▸ SHORT TASK:
Copy every record exactly, and keep the pictures out.
* start *
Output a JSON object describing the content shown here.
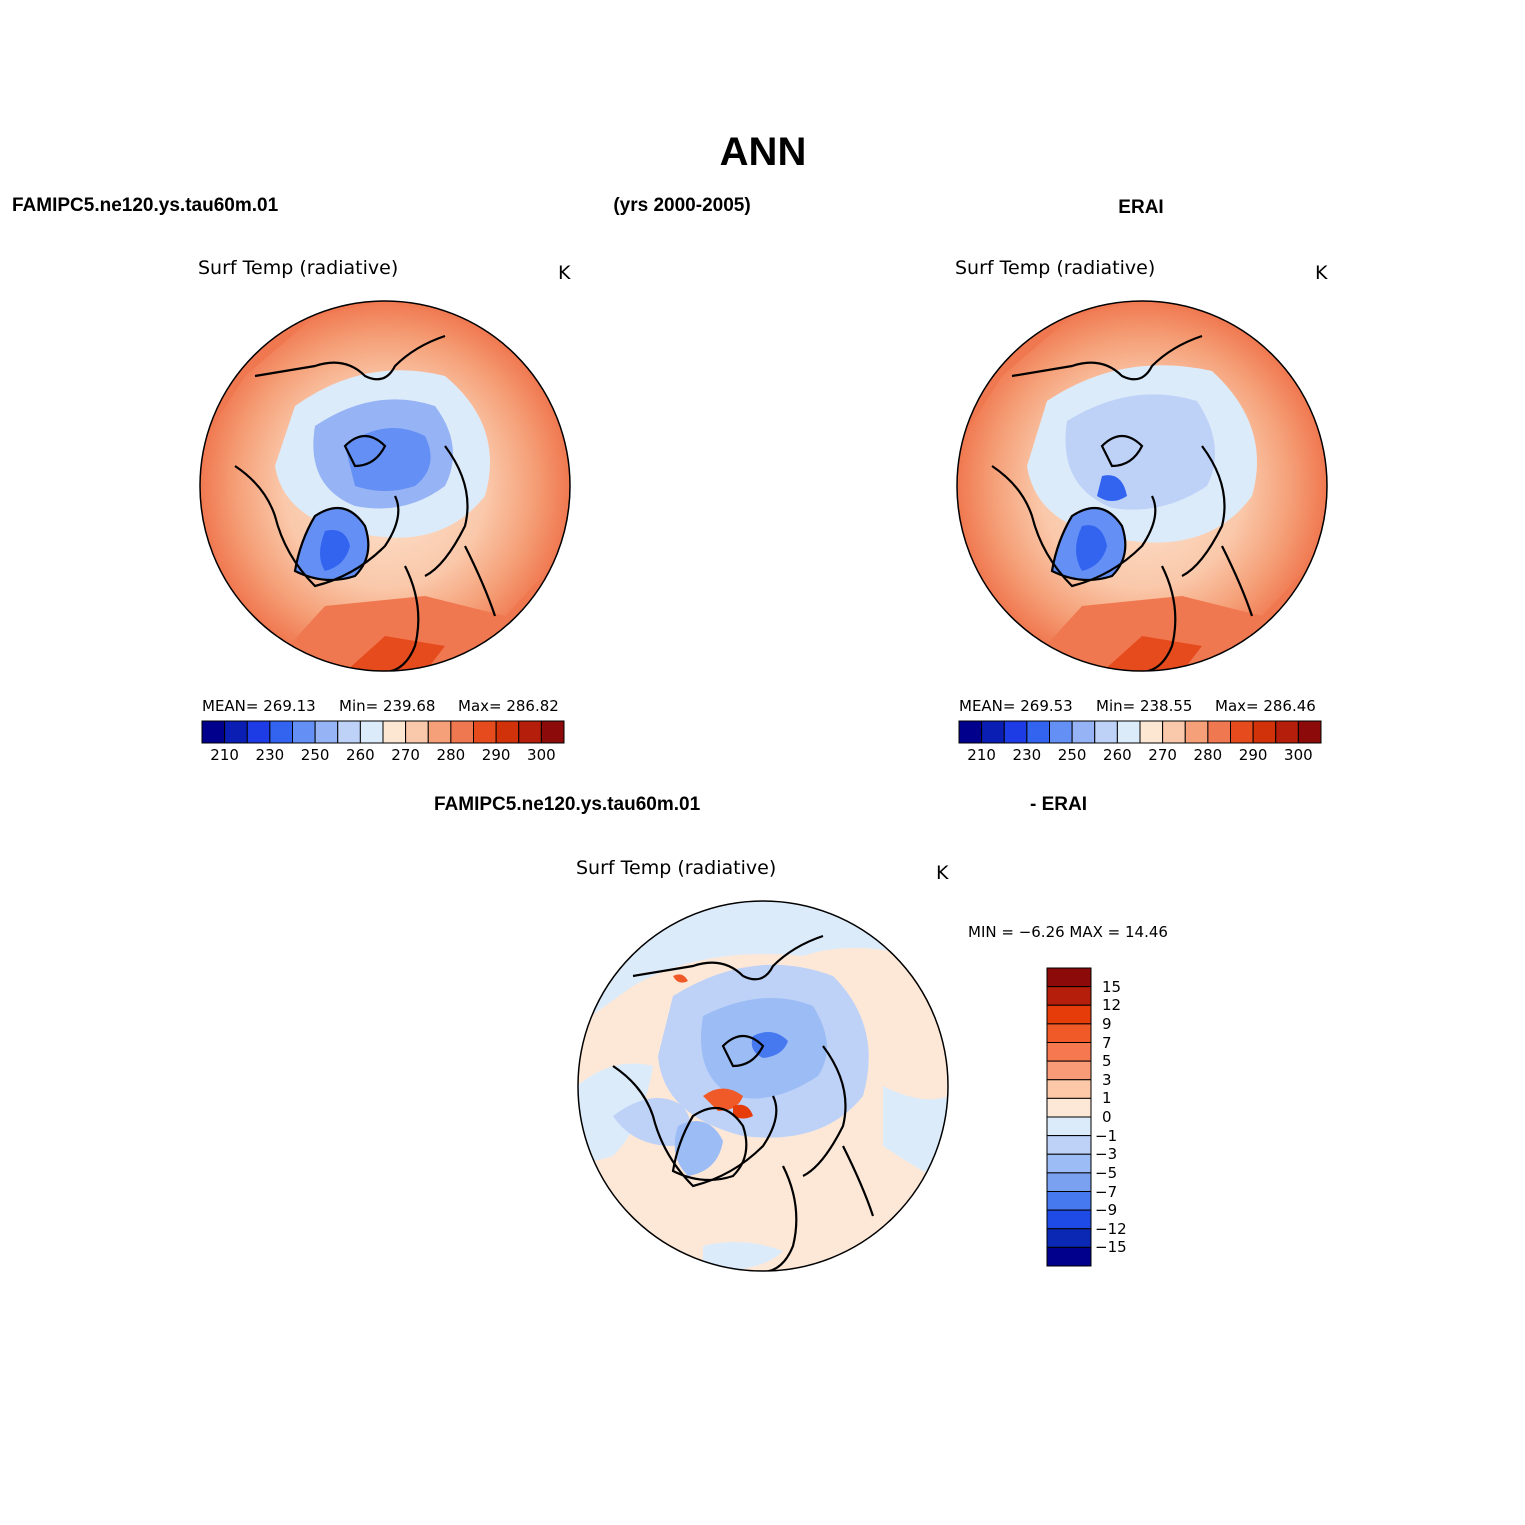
{
  "figure": {
    "title": "ANN",
    "case_name": "FAMIPC5.ne120.ys.tau60m.01",
    "years": "(yrs 2000-2005)",
    "obs_name": "ERAI",
    "diff_left": "FAMIPC5.ne120.ys.tau60m.01",
    "diff_right": "- ERAI"
  },
  "panels": [
    {
      "id": "model",
      "variable": "Surf Temp (radiative)",
      "units": "K",
      "mean": "MEAN=  269.13",
      "min": "Min=  239.68",
      "max": "Max=  286.82"
    },
    {
      "id": "obs",
      "variable": "Surf Temp (radiative)",
      "units": "K",
      "mean": "MEAN=  269.53",
      "min": "Min=  238.55",
      "max": "Max=  286.46"
    },
    {
      "id": "diff",
      "variable": "Surf Temp (radiative)",
      "units": "K",
      "minmax": "MIN =   −6.26  MAX =   14.46"
    }
  ],
  "colorbar_abs": {
    "colors": [
      "#00008c",
      "#0a1eb4",
      "#1e3ce6",
      "#3264f0",
      "#6490f5",
      "#96b4f5",
      "#bed2f8",
      "#dcebfa",
      "#fde6d2",
      "#fac8aa",
      "#f5a078",
      "#f07850",
      "#e64b1e",
      "#d2320a",
      "#b41e0a",
      "#8c0a0a"
    ],
    "tick_labels": [
      "210",
      "230",
      "250",
      "260",
      "270",
      "280",
      "290",
      "300"
    ]
  },
  "colorbar_diff": {
    "colors": [
      "#8c0a0a",
      "#b41e0a",
      "#e63c0a",
      "#f05a28",
      "#f57850",
      "#fa9b78",
      "#fcc8a8",
      "#fde8d8",
      "#dcebfa",
      "#bed2f8",
      "#9bbcf5",
      "#7aa0f0",
      "#4678f0",
      "#1e4be6",
      "#0a28b4",
      "#00008c"
    ],
    "tick_labels": [
      "15",
      "12",
      "9",
      "7",
      "5",
      "3",
      "1",
      "0",
      "−1",
      "−3",
      "−5",
      "−7",
      "−9",
      "−12",
      "−15"
    ]
  }
}
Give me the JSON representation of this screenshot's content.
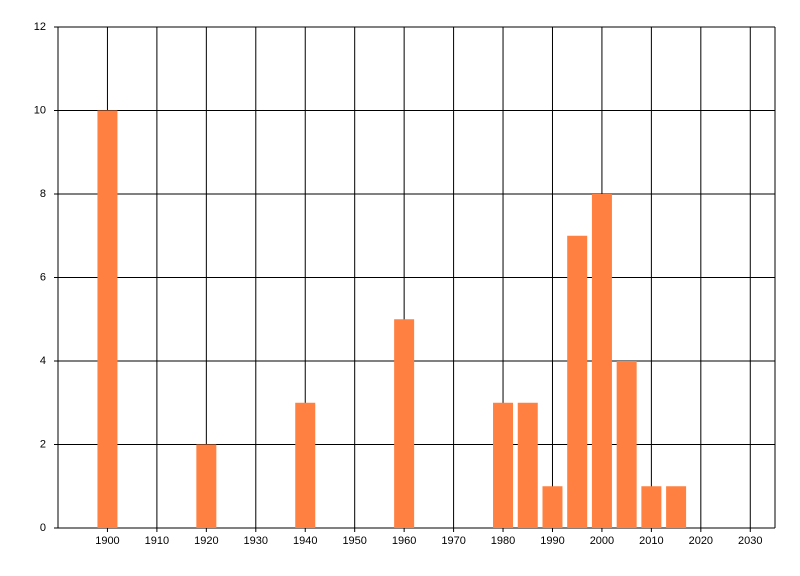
{
  "chart_data": {
    "type": "bar",
    "x": [
      1900,
      1920,
      1940,
      1960,
      1980,
      1985,
      1990,
      1995,
      2000,
      2005,
      2010,
      2015
    ],
    "values": [
      10,
      2,
      3,
      5,
      3,
      3,
      1,
      7,
      8,
      4,
      1,
      1
    ],
    "color": "#ff8040",
    "xlim": [
      1890,
      2035
    ],
    "xticks": [
      1900,
      1910,
      1920,
      1930,
      1940,
      1950,
      1960,
      1970,
      1980,
      1990,
      2000,
      2010,
      2020,
      2030
    ],
    "ylim": [
      0,
      12
    ],
    "yticks": [
      0,
      2,
      4,
      6,
      8,
      10,
      12
    ],
    "grid": true
  }
}
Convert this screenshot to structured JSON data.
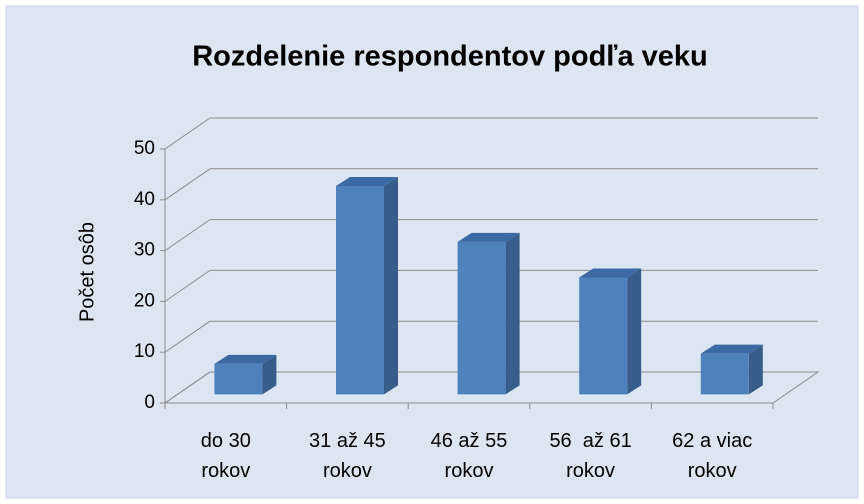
{
  "chart_data": {
    "type": "bar3d",
    "title": "Rozdelenie respondentov podľa veku",
    "y_label": "Počet osôb",
    "categories": [
      "do 30 rokov",
      "31 až 45 rokov",
      "46 až 55 rokov",
      "56  až 61 rokov",
      "62 a viac rokov"
    ],
    "values": [
      6,
      41,
      30,
      23,
      8
    ],
    "color": "#4f81bd",
    "ylim": [
      0,
      50
    ],
    "yticks": [
      0,
      10,
      20,
      30,
      40,
      50
    ],
    "grid": true
  }
}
* end *
▸ FINAL RESULT:
Output a JSON object describing the content shown here.
{
  "figure": {
    "title": "ANN",
    "case_name": "FAMIPC5.ne120.ys.tau60m.01",
    "years": "(yrs 2000-2005)",
    "obs_name": "ERAI",
    "diff_left": "FAMIPC5.ne120.ys.tau60m.01",
    "diff_right": "- ERAI"
  },
  "panels": [
    {
      "id": "model",
      "variable": "Surf Temp (radiative)",
      "units": "K",
      "mean": "MEAN=  269.13",
      "min": "Min=  239.68",
      "max": "Max=  286.82"
    },
    {
      "id": "obs",
      "variable": "Surf Temp (radiative)",
      "units": "K",
      "mean": "MEAN=  269.53",
      "min": "Min=  238.55",
      "max": "Max=  286.46"
    },
    {
      "id": "diff",
      "variable": "Surf Temp (radiative)",
      "units": "K",
      "minmax": "MIN =   −6.26  MAX =   14.46"
    }
  ],
  "colorbar_abs": {
    "colors": [
      "#00008c",
      "#0a1eb4",
      "#1e3ce6",
      "#3264f0",
      "#6490f5",
      "#96b4f5",
      "#bed2f8",
      "#dcebfa",
      "#fde6d2",
      "#fac8aa",
      "#f5a078",
      "#f07850",
      "#e64b1e",
      "#d2320a",
      "#b41e0a",
      "#8c0a0a"
    ],
    "tick_labels": [
      "210",
      "230",
      "250",
      "260",
      "270",
      "280",
      "290",
      "300"
    ]
  },
  "colorbar_diff": {
    "colors": [
      "#8c0a0a",
      "#b41e0a",
      "#e63c0a",
      "#f05a28",
      "#f57850",
      "#fa9b78",
      "#fcc8a8",
      "#fde8d8",
      "#dcebfa",
      "#bed2f8",
      "#9bbcf5",
      "#7aa0f0",
      "#4678f0",
      "#1e4be6",
      "#0a28b4",
      "#00008c"
    ],
    "tick_labels": [
      "15",
      "12",
      "9",
      "7",
      "5",
      "3",
      "1",
      "0",
      "−1",
      "−3",
      "−5",
      "−7",
      "−9",
      "−12",
      "−15"
    ]
  }
}
Give me the JSON representation of this screenshot's content.
{
  "chart_data": {
    "type": "bar",
    "x": [
      1900,
      1920,
      1940,
      1960,
      1980,
      1985,
      1990,
      1995,
      2000,
      2005,
      2010,
      2015
    ],
    "values": [
      10,
      2,
      3,
      5,
      3,
      3,
      1,
      7,
      8,
      4,
      1,
      1
    ],
    "color": "#ff8040",
    "xlim": [
      1890,
      2035
    ],
    "xticks": [
      1900,
      1910,
      1920,
      1930,
      1940,
      1950,
      1960,
      1970,
      1980,
      1990,
      2000,
      2010,
      2020,
      2030
    ],
    "ylim": [
      0,
      12
    ],
    "yticks": [
      0,
      2,
      4,
      6,
      8,
      10,
      12
    ],
    "grid": true
  }
}
Convert this screenshot to structured JSON data.
{
  "chart_data": {
    "type": "bar3d",
    "title": "Rozdelenie respondentov podľa veku",
    "y_label": "Počet osôb",
    "categories": [
      "do 30 rokov",
      "31 až 45 rokov",
      "46 až 55 rokov",
      "56  až 61 rokov",
      "62 a viac rokov"
    ],
    "values": [
      6,
      41,
      30,
      23,
      8
    ],
    "color": "#4f81bd",
    "ylim": [
      0,
      50
    ],
    "yticks": [
      0,
      10,
      20,
      30,
      40,
      50
    ],
    "grid": true
  }
}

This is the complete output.